*WHAT THE TASK ASKS*. Scan the material below for the string "الماء", and copy every line where it shows up.

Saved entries
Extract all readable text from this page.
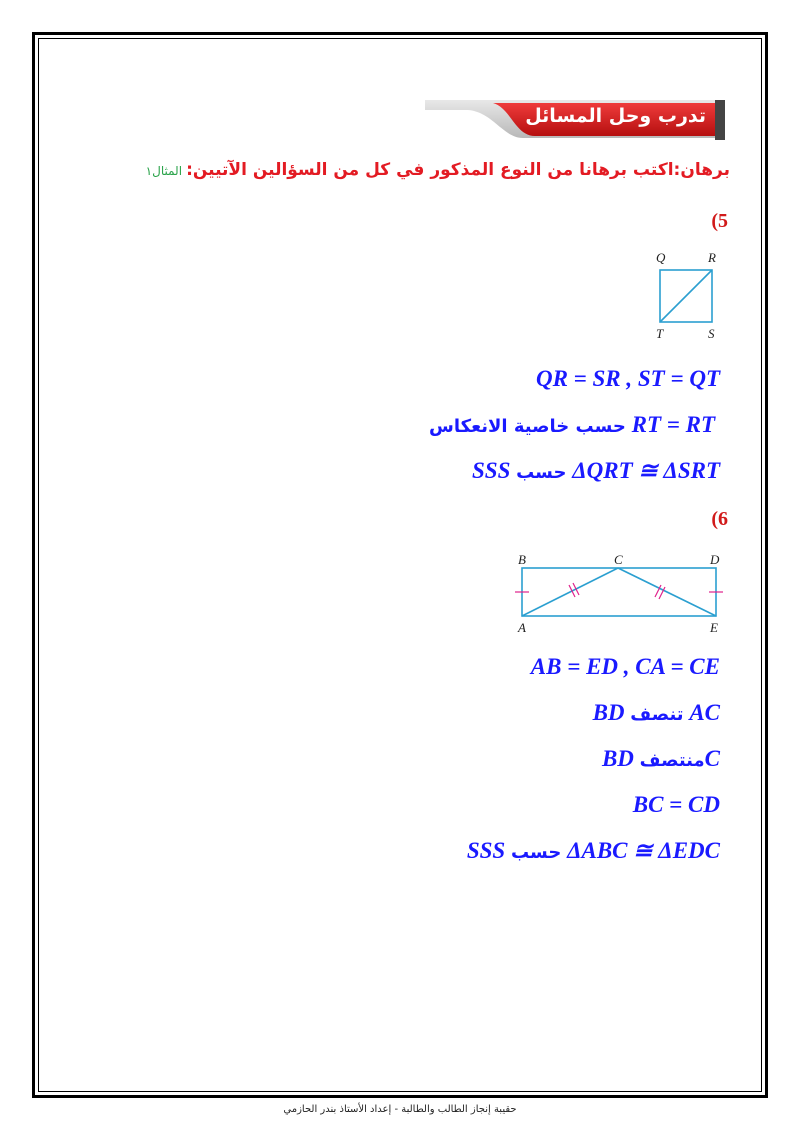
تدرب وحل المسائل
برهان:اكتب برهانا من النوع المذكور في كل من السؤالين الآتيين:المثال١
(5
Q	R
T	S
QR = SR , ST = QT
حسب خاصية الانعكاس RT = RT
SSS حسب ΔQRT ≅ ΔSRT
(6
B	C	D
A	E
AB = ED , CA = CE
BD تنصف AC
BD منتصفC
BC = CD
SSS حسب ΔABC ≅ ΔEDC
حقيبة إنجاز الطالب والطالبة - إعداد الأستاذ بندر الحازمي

* * *

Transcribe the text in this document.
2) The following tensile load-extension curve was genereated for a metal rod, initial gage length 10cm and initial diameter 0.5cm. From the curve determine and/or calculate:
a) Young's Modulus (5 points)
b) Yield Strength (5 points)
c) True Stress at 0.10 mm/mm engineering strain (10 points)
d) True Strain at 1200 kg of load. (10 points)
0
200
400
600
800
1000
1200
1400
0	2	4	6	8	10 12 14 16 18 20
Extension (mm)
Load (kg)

...

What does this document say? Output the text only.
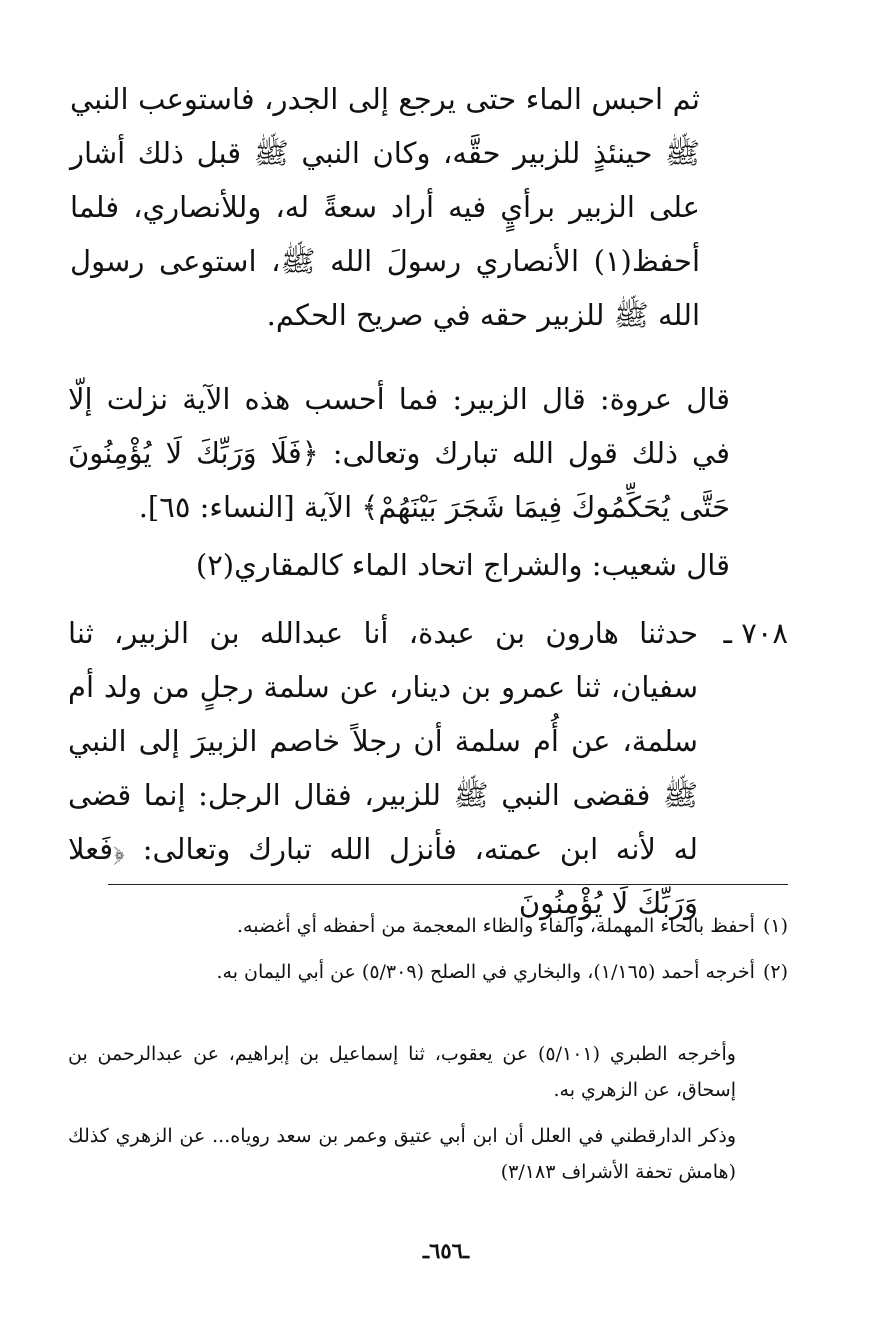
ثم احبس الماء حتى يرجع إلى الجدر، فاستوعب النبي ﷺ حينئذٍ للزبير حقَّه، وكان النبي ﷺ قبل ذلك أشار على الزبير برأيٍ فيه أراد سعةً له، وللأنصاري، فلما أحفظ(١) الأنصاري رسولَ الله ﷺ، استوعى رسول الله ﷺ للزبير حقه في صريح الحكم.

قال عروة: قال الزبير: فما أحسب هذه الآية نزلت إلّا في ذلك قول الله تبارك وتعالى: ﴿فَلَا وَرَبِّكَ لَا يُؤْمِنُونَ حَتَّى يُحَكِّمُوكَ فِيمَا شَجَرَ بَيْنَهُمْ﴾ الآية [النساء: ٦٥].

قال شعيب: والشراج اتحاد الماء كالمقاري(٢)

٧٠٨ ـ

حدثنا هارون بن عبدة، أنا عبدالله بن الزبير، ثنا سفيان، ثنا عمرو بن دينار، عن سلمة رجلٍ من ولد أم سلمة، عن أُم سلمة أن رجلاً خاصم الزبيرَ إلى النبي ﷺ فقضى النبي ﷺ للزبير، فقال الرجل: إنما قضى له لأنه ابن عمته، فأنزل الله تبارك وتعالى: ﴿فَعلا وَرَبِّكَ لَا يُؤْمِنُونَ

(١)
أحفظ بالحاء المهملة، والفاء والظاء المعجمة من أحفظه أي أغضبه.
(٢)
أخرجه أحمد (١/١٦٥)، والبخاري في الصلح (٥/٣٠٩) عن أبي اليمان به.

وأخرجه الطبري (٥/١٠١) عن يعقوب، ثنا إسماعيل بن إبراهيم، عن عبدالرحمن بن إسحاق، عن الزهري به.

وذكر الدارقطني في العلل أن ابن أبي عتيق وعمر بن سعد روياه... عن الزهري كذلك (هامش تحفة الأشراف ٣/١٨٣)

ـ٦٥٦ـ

*FINAL RESULT*.
ثم احبس الماء حتى يرجع إلى الجدر، فاستوعب النبي ﷺ حينئذٍ للزبير حقَّه، وكان النبي ﷺ قبل ذلك أشار على الزبير برأيٍ فيه أراد سعةً له، وللأنصاري، فلما أحفظ(١) الأنصاري رسولَ الله ﷺ، استوعى رسول الله ﷺ للزبير حقه في صريح الحكم.
قال شعيب: والشراج اتحاد الماء كالمقاري(٢)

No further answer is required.